*Problem to work on*:
Pick out all lines of the entries that include the word "HEIGHT" and copy them.

====== Given data ======

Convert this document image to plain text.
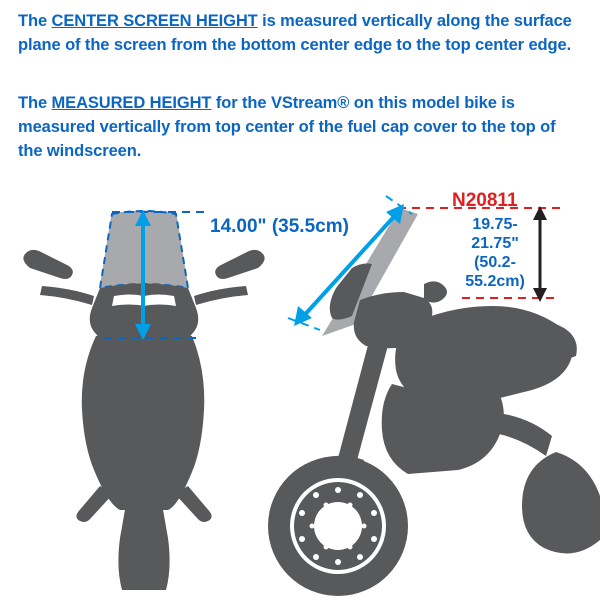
The CENTER SCREEN HEIGHT is measured vertically along the surface plane of the screen from the bottom center edge to the top center edge.
The MEASURED HEIGHT for the VStream® on this model bike is measured vertically from top center of the fuel cap cover to the top of the windscreen.
14.00" (35.5cm)
N20811
19.75-
21.75"
(50.2-55.2cm)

======

*Task output*:
The CENTER SCREEN HEIGHT is measured vertically along the surface plane of the screen from the bottom center edge to the top center edge.
The MEASURED HEIGHT for the VStream® on this model bike is measured vertically from top center of the fuel cap cover to the top of the windscreen.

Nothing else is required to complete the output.